### Exercise prompt
Below are records to transcribe exactly, without their pictures.

--*--

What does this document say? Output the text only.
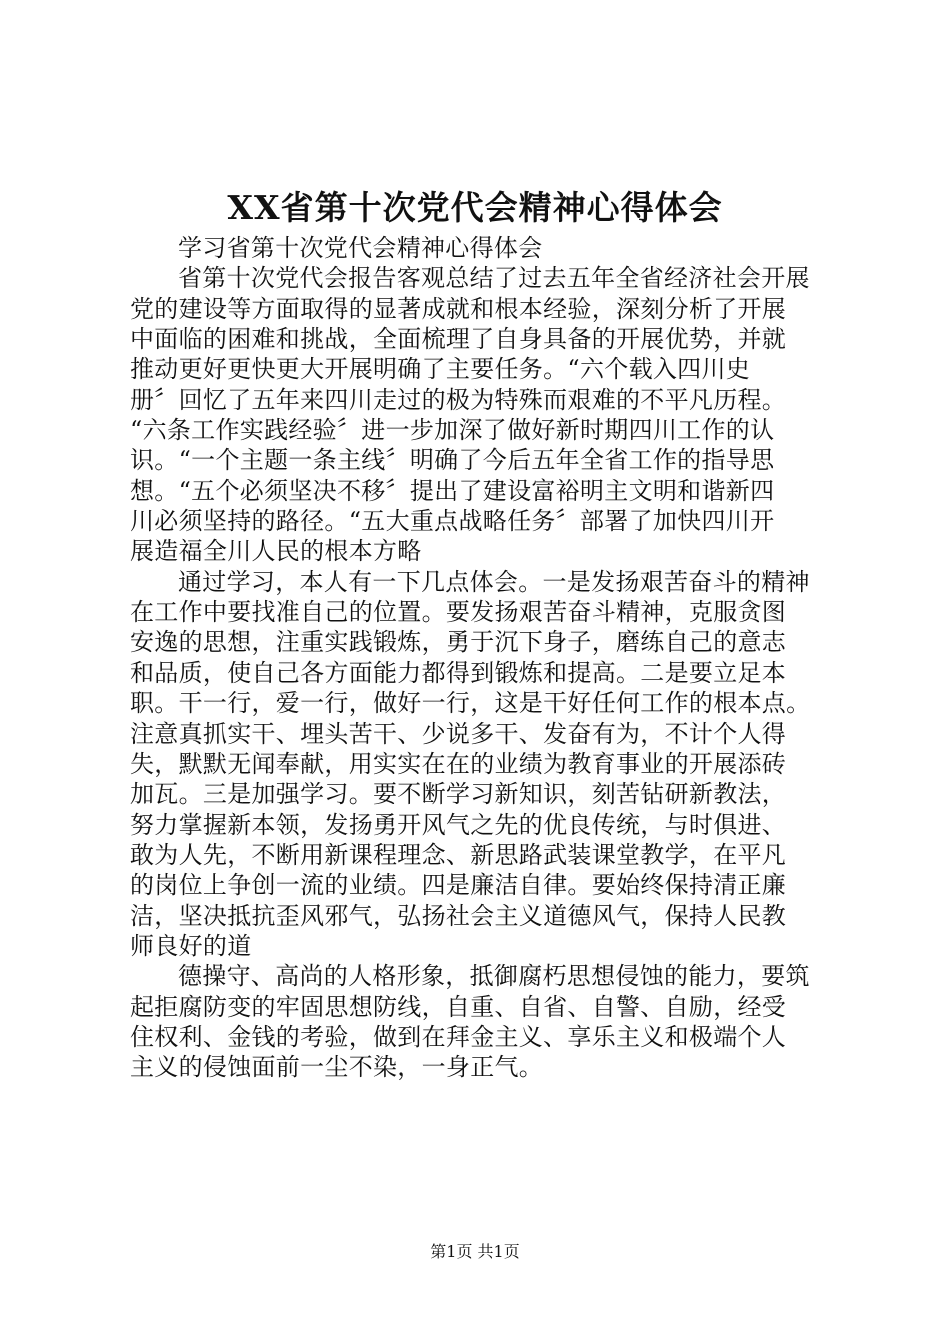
XX省第十次党代会精神心得体会
学习省第十次党代会精神心得体会
省第十次党代会报告客观总结了过去五年全省经济社会开展
党的建设等方面取得的显著成就和根本经验，深刻分析了开展
中面临的困难和挑战，全面梳理了自身具备的开展优势，并就
推动更好更快更大开展明确了主要任务。“六个载入四川史
册〞回忆了五年来四川走过的极为特殊而艰难的不平凡历程。
“六条工作实践经验〞进一步加深了做好新时期四川工作的认
识。“一个主题一条主线〞明确了今后五年全省工作的指导思
想。“五个必须坚决不移〞提出了建设富裕明主文明和谐新四
川必须坚持的路径。“五大重点战略任务〞部署了加快四川开
展造福全川人民的根本方略
通过学习，本人有一下几点体会。一是发扬艰苦奋斗的精神
在工作中要找准自己的位置。要发扬艰苦奋斗精神，克服贪图
安逸的思想，注重实践锻炼，勇于沉下身子，磨练自己的意志
和品质，使自己各方面能力都得到锻炼和提高。二是要立足本
职。干一行，爱一行，做好一行，这是干好任何工作的根本点。
注意真抓实干、埋头苦干、少说多干、发奋有为，不计个人得
失，默默无闻奉献，用实实在在的业绩为教育事业的开展添砖
加瓦。三是加强学习。要不断学习新知识，刻苦钻研新教法，
努力掌握新本领，发扬勇开风气之先的优良传统，与时俱进、
敢为人先，不断用新课程理念、新思路武装课堂教学，在平凡
的岗位上争创一流的业绩。四是廉洁自律。要始终保持清正廉
洁，坚决抵抗歪风邪气，弘扬社会主义道德风气，保持人民教
师良好的道
德操守、高尚的人格形象，抵御腐朽思想侵蚀的能力，要筑
起拒腐防变的牢固思想防线，自重、自省、自警、自励，经受
住权利、金钱的考验，做到在拜金主义、享乐主义和极端个人
主义的侵蚀面前一尘不染，一身正气。
第1页 共1页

--*--

### Finished task
What does this document say? Output the text only.
XX省第十次党代会精神心得体会
学习省第十次党代会精神心得体会
省第十次党代会报告客观总结了过去五年全省经济社会开展
党的建设等方面取得的显著成就和根本经验，深刻分析了开展
中面临的困难和挑战，全面梳理了自身具备的开展优势，并就
推动更好更快更大开展明确了主要任务。“六个载入四川史
册〞回忆了五年来四川走过的极为特殊而艰难的不平凡历程。
“六条工作实践经验〞进一步加深了做好新时期四川工作的认
识。“一个主题一条主线〞明确了今后五年全省工作的指导思
想。“五个必须坚决不移〞提出了建设富裕明主文明和谐新四
川必须坚持的路径。“五大重点战略任务〞部署了加快四川开
展造福全川人民的根本方略
通过学习，本人有一下几点体会。一是发扬艰苦奋斗的精神
在工作中要找准自己的位置。要发扬艰苦奋斗精神，克服贪图
安逸的思想，注重实践锻炼，勇于沉下身子，磨练自己的意志
和品质，使自己各方面能力都得到锻炼和提高。二是要立足本
职。干一行，爱一行，做好一行，这是干好任何工作的根本点。
注意真抓实干、埋头苦干、少说多干、发奋有为，不计个人得
失，默默无闻奉献，用实实在在的业绩为教育事业的开展添砖
加瓦。三是加强学习。要不断学习新知识，刻苦钻研新教法，
努力掌握新本领，发扬勇开风气之先的优良传统，与时俱进、
敢为人先，不断用新课程理念、新思路武装课堂教学，在平凡
的岗位上争创一流的业绩。四是廉洁自律。要始终保持清正廉
洁，坚决抵抗歪风邪气，弘扬社会主义道德风气，保持人民教
师良好的道
德操守、高尚的人格形象，抵御腐朽思想侵蚀的能力，要筑
起拒腐防变的牢固思想防线，自重、自省、自警、自励，经受
住权利、金钱的考验，做到在拜金主义、享乐主义和极端个人
主义的侵蚀面前一尘不染，一身正气。
第1页 共1页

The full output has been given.